• [Records for this task]:
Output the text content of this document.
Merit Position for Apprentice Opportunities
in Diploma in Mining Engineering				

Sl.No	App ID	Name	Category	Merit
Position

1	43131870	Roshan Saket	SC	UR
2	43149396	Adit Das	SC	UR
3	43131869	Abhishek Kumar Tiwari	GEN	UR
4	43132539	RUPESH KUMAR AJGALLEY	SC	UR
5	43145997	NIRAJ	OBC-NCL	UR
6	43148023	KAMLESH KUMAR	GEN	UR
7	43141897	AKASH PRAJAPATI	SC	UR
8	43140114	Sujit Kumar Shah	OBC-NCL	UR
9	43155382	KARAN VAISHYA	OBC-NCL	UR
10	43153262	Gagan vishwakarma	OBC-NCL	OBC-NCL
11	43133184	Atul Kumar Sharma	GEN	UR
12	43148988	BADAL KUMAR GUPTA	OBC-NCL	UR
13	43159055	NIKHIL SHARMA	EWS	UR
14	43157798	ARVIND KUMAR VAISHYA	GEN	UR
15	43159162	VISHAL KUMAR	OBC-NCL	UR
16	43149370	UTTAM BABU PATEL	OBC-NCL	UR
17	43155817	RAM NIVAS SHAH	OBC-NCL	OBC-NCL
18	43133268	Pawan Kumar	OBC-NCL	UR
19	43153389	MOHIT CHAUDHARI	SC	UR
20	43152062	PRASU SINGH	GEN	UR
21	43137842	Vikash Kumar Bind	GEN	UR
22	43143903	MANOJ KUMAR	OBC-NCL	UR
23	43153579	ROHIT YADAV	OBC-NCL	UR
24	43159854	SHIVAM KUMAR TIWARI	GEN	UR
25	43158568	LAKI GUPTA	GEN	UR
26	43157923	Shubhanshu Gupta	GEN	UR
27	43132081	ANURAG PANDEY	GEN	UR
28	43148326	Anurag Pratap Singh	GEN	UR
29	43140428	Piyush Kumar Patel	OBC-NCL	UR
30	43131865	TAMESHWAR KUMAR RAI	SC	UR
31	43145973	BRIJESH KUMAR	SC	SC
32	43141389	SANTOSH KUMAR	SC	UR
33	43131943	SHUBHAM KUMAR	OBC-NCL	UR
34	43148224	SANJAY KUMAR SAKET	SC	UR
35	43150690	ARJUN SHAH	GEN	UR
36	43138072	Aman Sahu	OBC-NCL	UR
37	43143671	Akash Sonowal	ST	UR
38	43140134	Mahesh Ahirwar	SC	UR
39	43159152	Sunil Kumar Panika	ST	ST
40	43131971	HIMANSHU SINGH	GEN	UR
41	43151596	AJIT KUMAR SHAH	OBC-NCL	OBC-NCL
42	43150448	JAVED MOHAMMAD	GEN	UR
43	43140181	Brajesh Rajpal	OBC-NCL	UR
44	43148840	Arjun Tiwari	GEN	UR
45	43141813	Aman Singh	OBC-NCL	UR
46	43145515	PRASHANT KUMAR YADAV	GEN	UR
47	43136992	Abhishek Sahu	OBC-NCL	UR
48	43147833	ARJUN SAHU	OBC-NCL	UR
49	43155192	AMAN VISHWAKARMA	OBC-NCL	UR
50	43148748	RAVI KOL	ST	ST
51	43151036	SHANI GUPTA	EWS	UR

• [Exercise requirements]: From the records above, please extract every line and repeat it exactly.

• [Complete output]:
Output the text content of this document.
Merit Position for Apprentice Opportunities
in Diploma in Mining Engineering				

Sl.No	App ID	Name	Category	Merit
Position

1	43131870	Roshan Saket	SC	UR
2	43149396	Adit Das	SC	UR
3	43131869	Abhishek Kumar Tiwari	GEN	UR
4	43132539	RUPESH KUMAR AJGALLEY	SC	UR
5	43145997	NIRAJ	OBC-NCL	UR
6	43148023	KAMLESH KUMAR	GEN	UR
7	43141897	AKASH PRAJAPATI	SC	UR
8	43140114	Sujit Kumar Shah	OBC-NCL	UR
9	43155382	KARAN VAISHYA	OBC-NCL	UR
10	43153262	Gagan vishwakarma	OBC-NCL	OBC-NCL
11	43133184	Atul Kumar Sharma	GEN	UR
12	43148988	BADAL KUMAR GUPTA	OBC-NCL	UR
13	43159055	NIKHIL SHARMA	EWS	UR
14	43157798	ARVIND KUMAR VAISHYA	GEN	UR
15	43159162	VISHAL KUMAR	OBC-NCL	UR
16	43149370	UTTAM BABU PATEL	OBC-NCL	UR
17	43155817	RAM NIVAS SHAH	OBC-NCL	OBC-NCL
18	43133268	Pawan Kumar	OBC-NCL	UR
19	43153389	MOHIT CHAUDHARI	SC	UR
20	43152062	PRASU SINGH	GEN	UR
21	43137842	Vikash Kumar Bind	GEN	UR
22	43143903	MANOJ KUMAR	OBC-NCL	UR
23	43153579	ROHIT YADAV	OBC-NCL	UR
24	43159854	SHIVAM KUMAR TIWARI	GEN	UR
25	43158568	LAKI GUPTA	GEN	UR
26	43157923	Shubhanshu Gupta	GEN	UR
27	43132081	ANURAG PANDEY	GEN	UR
28	43148326	Anurag Pratap Singh	GEN	UR
29	43140428	Piyush Kumar Patel	OBC-NCL	UR
30	43131865	TAMESHWAR KUMAR RAI	SC	UR
31	43145973	BRIJESH KUMAR	SC	SC
32	43141389	SANTOSH KUMAR	SC	UR
33	43131943	SHUBHAM KUMAR	OBC-NCL	UR
34	43148224	SANJAY KUMAR SAKET	SC	UR
35	43150690	ARJUN SHAH	GEN	UR
36	43138072	Aman Sahu	OBC-NCL	UR
37	43143671	Akash Sonowal	ST	UR
38	43140134	Mahesh Ahirwar	SC	UR
39	43159152	Sunil Kumar Panika	ST	ST
40	43131971	HIMANSHU SINGH	GEN	UR
41	43151596	AJIT KUMAR SHAH	OBC-NCL	OBC-NCL
42	43150448	JAVED MOHAMMAD	GEN	UR
43	43140181	Brajesh Rajpal	OBC-NCL	UR
44	43148840	Arjun Tiwari	GEN	UR
45	43141813	Aman Singh	OBC-NCL	UR
46	43145515	PRASHANT KUMAR YADAV	GEN	UR
47	43136992	Abhishek Sahu	OBC-NCL	UR
48	43147833	ARJUN SAHU	OBC-NCL	UR
49	43155192	AMAN VISHWAKARMA	OBC-NCL	UR
50	43148748	RAVI KOL	ST	ST
51	43151036	SHANI GUPTA	EWS	UR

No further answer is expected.